TASKS AND EXERCISES:
1. According to the forum thread on Rome and paganism, what is "the whole snare" meant to get a person to do?
2. For each statement, say whether it agrees with the forum thread on Rome and paganism, and quote the deciding words. (a) Rome's syncretism is described as its means of missions. (b) The writer of the linked essay is called English. (c) The Cardinals are said to compromise their beliefs over the long haul.
3. Continue the forum thread on Rome and paganism, starting after its last sentence.

Here's an essay by J. A. Wylie. Its excellent. AND he's Scottish!! 
Jim

http://www.aapi.co.uk/mansbacher/papacy.htm


----------



## Ken S. (Mar 29, 2006)

thanks Andrew and Jim!


----------



## Puritan Sailor (Mar 29, 2006)

> RCC/Vatican is not only mixture of Paganisms, but truely the prophecied Whore of Babylon



I'm only going to focus on the first part of the statement here. I think you need to remember that Rome's "mixture" with paganism is not an assimilation of paganism into the Roman system. Rather, their syncretism is their means of missions. They invade a culture, first by syncretizing the native religion, and making parallels to the native religions, but over time, they weed out the pagan stuff and replace it with full blown Romanism. The whole snare is to get you to submit to the Pope. After that, it's over. You belong to them. Over time, the native religion fades away, and then you are left with the Roman tradition. The Cardinals know exactly what they believe. They have their history, councils, and creeds memorized. They will not compromise that over the long haul.

Layout coordinates
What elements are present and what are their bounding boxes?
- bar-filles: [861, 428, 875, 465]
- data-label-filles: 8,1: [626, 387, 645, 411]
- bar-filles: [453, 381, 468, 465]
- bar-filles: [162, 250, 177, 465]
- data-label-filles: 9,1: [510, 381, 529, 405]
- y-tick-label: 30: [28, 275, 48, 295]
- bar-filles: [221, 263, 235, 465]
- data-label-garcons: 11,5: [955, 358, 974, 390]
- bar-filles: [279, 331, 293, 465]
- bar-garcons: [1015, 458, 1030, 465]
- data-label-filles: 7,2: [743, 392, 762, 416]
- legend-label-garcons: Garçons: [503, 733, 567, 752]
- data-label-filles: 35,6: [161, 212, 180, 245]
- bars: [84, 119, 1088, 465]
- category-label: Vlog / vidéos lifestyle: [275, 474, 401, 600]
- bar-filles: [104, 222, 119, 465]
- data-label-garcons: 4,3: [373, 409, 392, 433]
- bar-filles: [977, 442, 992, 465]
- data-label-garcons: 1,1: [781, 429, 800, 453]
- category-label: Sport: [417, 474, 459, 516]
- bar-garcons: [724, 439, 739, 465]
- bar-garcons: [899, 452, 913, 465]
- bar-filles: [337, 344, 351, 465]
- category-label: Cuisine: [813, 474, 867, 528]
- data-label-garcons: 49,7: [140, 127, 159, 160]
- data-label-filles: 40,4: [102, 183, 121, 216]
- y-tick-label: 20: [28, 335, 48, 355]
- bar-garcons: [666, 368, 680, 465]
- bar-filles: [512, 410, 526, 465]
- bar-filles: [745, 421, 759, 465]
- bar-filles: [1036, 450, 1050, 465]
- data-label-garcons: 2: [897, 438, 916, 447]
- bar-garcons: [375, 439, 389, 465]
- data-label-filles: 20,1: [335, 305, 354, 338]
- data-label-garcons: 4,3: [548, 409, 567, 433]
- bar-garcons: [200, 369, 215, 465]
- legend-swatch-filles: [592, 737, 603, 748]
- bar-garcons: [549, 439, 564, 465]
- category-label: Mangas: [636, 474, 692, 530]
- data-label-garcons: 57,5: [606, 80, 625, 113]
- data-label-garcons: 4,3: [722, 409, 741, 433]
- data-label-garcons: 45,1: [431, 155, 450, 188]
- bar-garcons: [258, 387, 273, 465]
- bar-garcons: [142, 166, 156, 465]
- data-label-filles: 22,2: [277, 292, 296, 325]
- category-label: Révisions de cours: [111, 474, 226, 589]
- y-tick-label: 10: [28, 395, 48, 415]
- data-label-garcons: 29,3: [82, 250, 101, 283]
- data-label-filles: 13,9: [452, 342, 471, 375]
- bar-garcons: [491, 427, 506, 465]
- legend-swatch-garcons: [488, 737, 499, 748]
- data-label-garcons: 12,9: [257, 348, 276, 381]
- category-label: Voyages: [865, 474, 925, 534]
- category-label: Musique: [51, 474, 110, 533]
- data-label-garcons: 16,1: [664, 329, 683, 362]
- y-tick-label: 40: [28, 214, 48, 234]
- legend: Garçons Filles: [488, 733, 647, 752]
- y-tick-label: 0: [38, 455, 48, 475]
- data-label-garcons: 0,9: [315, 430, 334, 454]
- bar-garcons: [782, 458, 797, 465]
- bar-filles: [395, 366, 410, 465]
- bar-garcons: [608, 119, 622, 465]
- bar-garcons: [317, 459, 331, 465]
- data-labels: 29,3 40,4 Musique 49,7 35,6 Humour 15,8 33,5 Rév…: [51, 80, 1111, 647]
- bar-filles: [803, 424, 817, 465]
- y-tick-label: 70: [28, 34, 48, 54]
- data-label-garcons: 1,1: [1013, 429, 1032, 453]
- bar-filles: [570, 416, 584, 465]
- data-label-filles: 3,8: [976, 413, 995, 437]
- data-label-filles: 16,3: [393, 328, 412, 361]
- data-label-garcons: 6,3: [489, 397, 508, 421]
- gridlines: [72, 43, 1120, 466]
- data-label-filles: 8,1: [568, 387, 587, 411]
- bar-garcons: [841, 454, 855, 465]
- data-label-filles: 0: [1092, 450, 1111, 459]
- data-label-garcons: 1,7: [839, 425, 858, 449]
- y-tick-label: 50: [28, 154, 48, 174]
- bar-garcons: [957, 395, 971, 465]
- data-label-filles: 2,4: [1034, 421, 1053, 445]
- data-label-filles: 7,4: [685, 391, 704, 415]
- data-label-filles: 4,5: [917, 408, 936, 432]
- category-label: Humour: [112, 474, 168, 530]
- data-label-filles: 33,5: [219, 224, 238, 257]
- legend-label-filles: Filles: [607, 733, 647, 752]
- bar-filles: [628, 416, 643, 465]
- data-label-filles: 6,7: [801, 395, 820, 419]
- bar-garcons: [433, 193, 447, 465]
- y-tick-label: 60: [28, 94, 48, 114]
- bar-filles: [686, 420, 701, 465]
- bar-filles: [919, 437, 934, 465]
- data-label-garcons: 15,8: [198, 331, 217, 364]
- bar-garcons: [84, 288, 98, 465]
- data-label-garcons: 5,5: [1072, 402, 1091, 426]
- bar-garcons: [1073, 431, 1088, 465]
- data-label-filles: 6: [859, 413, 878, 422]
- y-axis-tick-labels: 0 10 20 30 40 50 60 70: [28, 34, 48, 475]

RESULTS BY TASK:
1. Submit to the Pope.

2.
(a) Yes: "Rather, their syncretism is their means of missions."
(b) No: "AND he's Scottish!!"
(c) No: "They will not compromise that over the long haul."

3.
This strategy is also working in America too btw. Notice how "evangelical" most Catholic churches look and act. Notice the deliberate allowance in American Catholicism of tolerating Protestants and ecumenical ventures. This mostly only happens in America. Their just trying to suck all the Protestants back in by syncretizing. In most other regions of the world, Rome hates Protestants and does whatever it can to suppress them.

[Edited on 3-30-2006 by puritansailor]


----------



## Scott (Mar 30, 2006)

"The Cardinals know exactly what they believe. They have their history, councils, and creeds memorized."

Maybe some of them. But many are just Western relativists. The now-retired Arch-Bishop Rembert Weakland is an example.


----------



## Ken S. (Apr 1, 2006)

> _Originally posted by puritansailor_
> 
> 
> > RCC/Vatican is not only mixture of Paganisms, but truely the prophecied Whore of Babylon
> ...



Your comment is very important and valuable, it is great insight, and thank you very much.

*It is known from the news the day before yesterday that the official negotiation has been carried out by Vatican and China on Sino-Vatican relation*. I found it a breaking news to me the moment I heard about it in TV, and it just sounded the thing is happening so fast, and so terrifying. 
Me and some Chinese Christians have already started discussing Sino-Vatican relation negotiation in the other forum. We will still need help from all of you, and I want to thank you, and others, once again.
*We must start praying on the issue*.


----------



## biblelighthouse (Apr 1, 2006)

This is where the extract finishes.